== Directions ==
Reply with one number: the count of lines in the listing that contain the string "Nachos".

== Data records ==
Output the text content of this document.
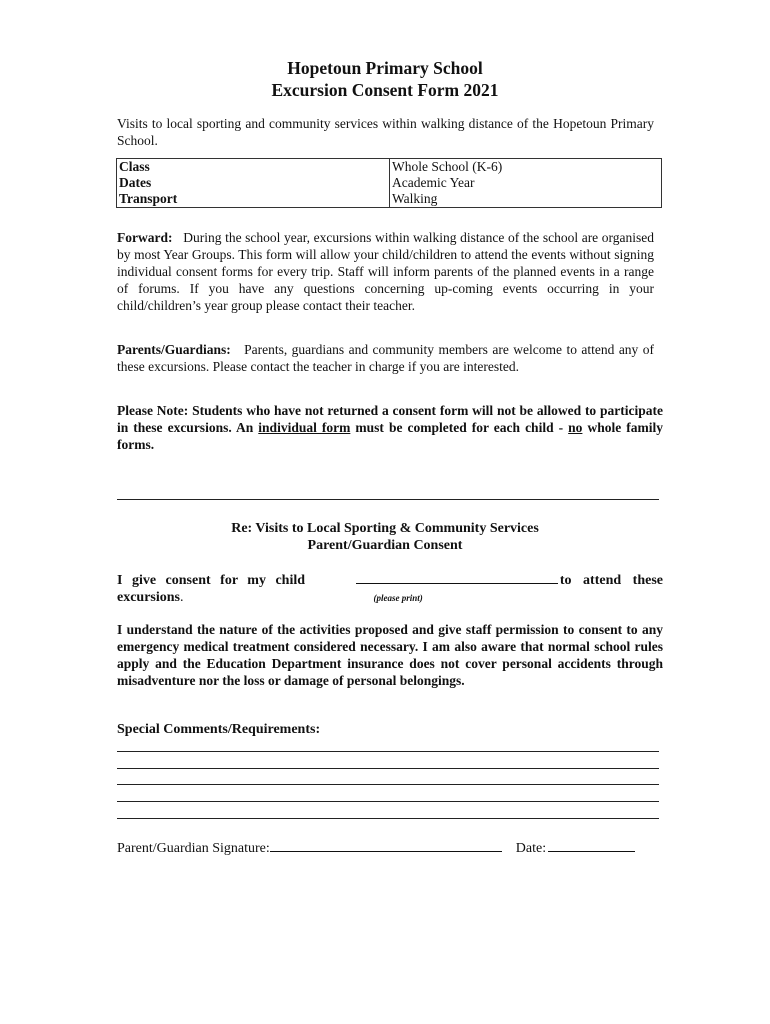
Hopetoun Primary School
Excursion Consent Form 2021
Visits to local sporting and community services within walking distance of the Hopetoun Primary School.
Class	Whole School (K-6)
Dates	Academic Year
Transport	Walking
Forward: During the school year, excursions within walking distance of the school are organised by most Year Groups. This form will allow your child/children to attend the events without signing individual consent forms for every trip. Staff will inform parents of the planned events in a range of forums. If you have any questions concerning up-coming events occurring in your child/children’s year group please contact their teacher.
Parents/Guardians: Parents, guardians and community members are welcome to attend any of these excursions. Please contact the teacher in charge if you are interested.
Please Note: Students who have not returned a consent form will not be allowed to participate in these excursions. An individual form must be completed for each child - no whole family forms.
Re: Visits to Local Sporting & Community Services
Parent/Guardian Consent
I give consent for my child	to attend these
excursions.	(please print)
I understand the nature of the activities proposed and give staff permission to consent to any emergency medical treatment considered necessary. I am also aware that normal school rules apply and the Education Department insurance does not cover personal accidents through misadventure nor the loss or damage of personal belongings.
Special Comments/Requirements:
Parent/Guardian Signature:	Date:
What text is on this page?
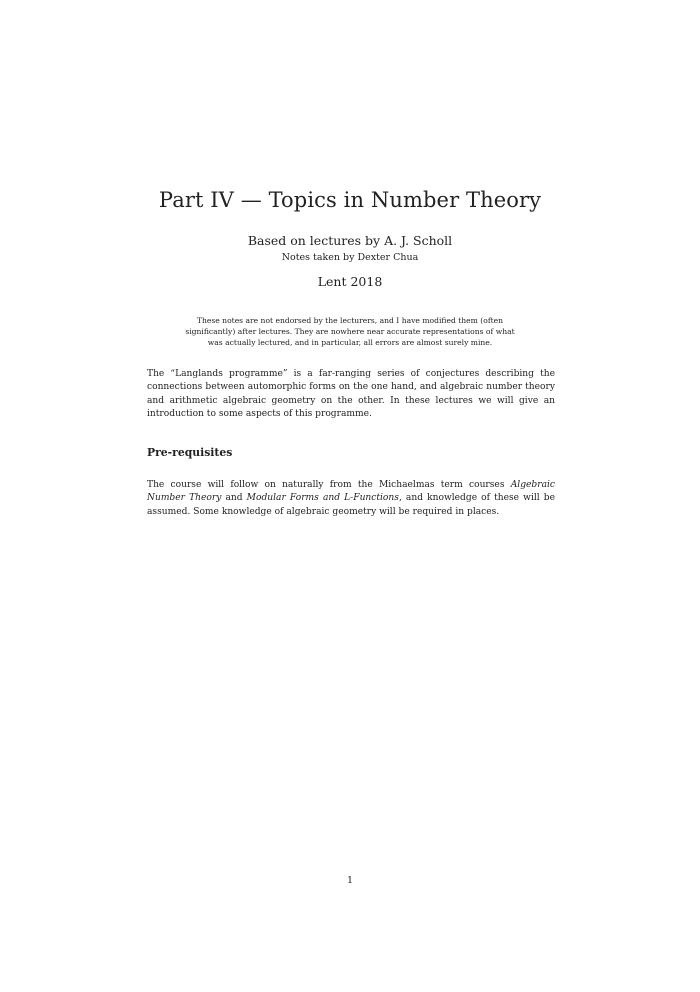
Part IV — Topics in Number Theory
Based on lectures by A. J. Scholl
Notes taken by Dexter Chua
Lent 2018
These notes are not endorsed by the lecturers, and I have modified them (often significantly) after lectures. They are nowhere near accurate representations of what was actually lectured, and in particular, all errors are almost surely mine.
The “Langlands programme” is a far-ranging series of conjectures describing the connections between automorphic forms on the one hand, and algebraic number theory and arithmetic algebraic geometry on the other. In these lectures we will give an introduction to some aspects of this programme.
Pre-requisites
The course will follow on naturally from the Michaelmas term courses Algebraic Number Theory and Modular Forms and L-Functions, and knowledge of these will be assumed. Some knowledge of algebraic geometry will be required in places.
1
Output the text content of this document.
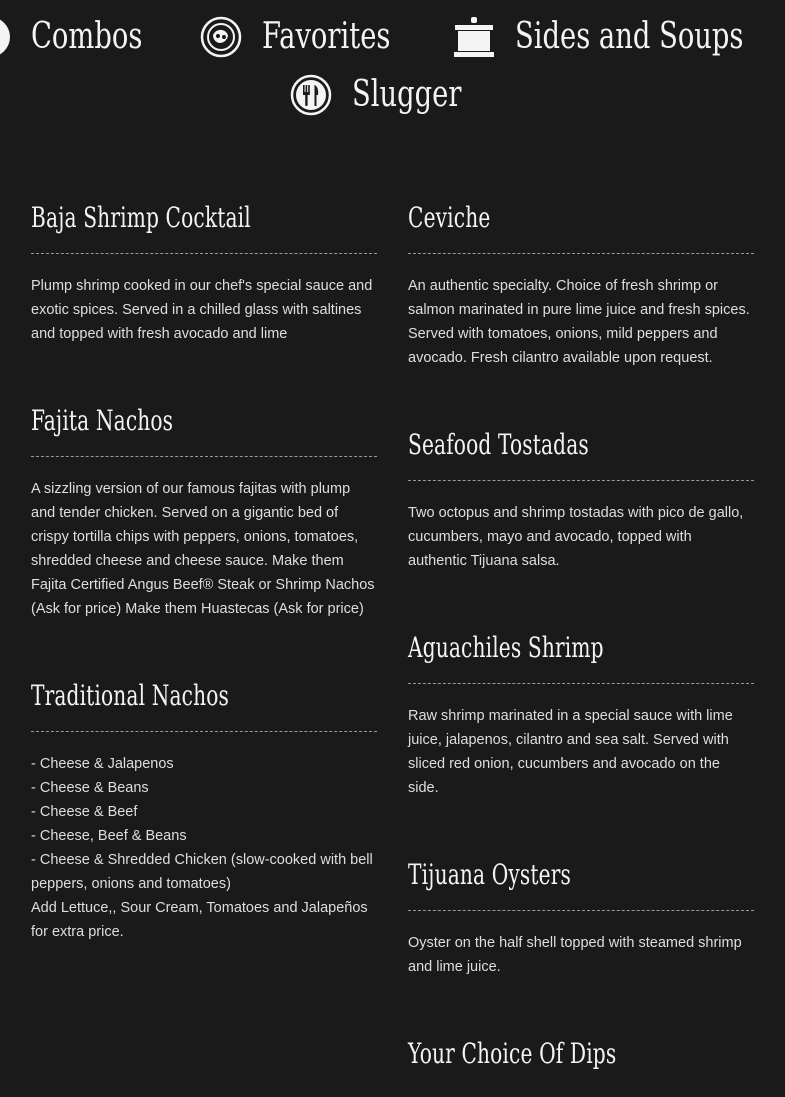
Combos	Favorites	Sides and Soups
Slugger
Baja Shrimp Cocktail
Plump shrimp cooked in our chef's special sauce and exotic spices. Served in a chilled glass with saltines and topped with fresh avocado and lime
Fajita Nachos
A sizzling version of our famous fajitas with plump and tender chicken. Served on a gigantic bed of crispy tortilla chips with peppers, onions, tomatoes, shredded cheese and cheese sauce. Make them Fajita Certified Angus Beef® Steak or Shrimp Nachos (Ask for price) Make them Huastecas (Ask for price)
Traditional Nachos
- Cheese & Jalapenos
- Cheese & Beans
- Cheese & Beef
- Cheese, Beef & Beans
- Cheese & Shredded Chicken (slow-cooked with bell peppers, onions and tomatoes)
Add Lettuce,, Sour Cream, Tomatoes and Jalapeños for extra price.
Ceviche
An authentic specialty. Choice of fresh shrimp or salmon marinated in pure lime juice and fresh spices. Served with tomatoes, onions, mild peppers and avocado. Fresh cilantro available upon request.
Seafood Tostadas
Two octopus and shrimp tostadas with pico de gallo, cucumbers, mayo and avocado, topped with authentic Tijuana salsa.
Aguachiles Shrimp
Raw shrimp marinated in a special sauce with lime juice, jalapenos, cilantro and sea salt. Served with sliced red onion, cucumbers and avocado on the side.
Tijuana Oysters
Oyster on the half shell topped with steamed shrimp and lime juice.
Your Choice Of Dips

== Completed task ==
3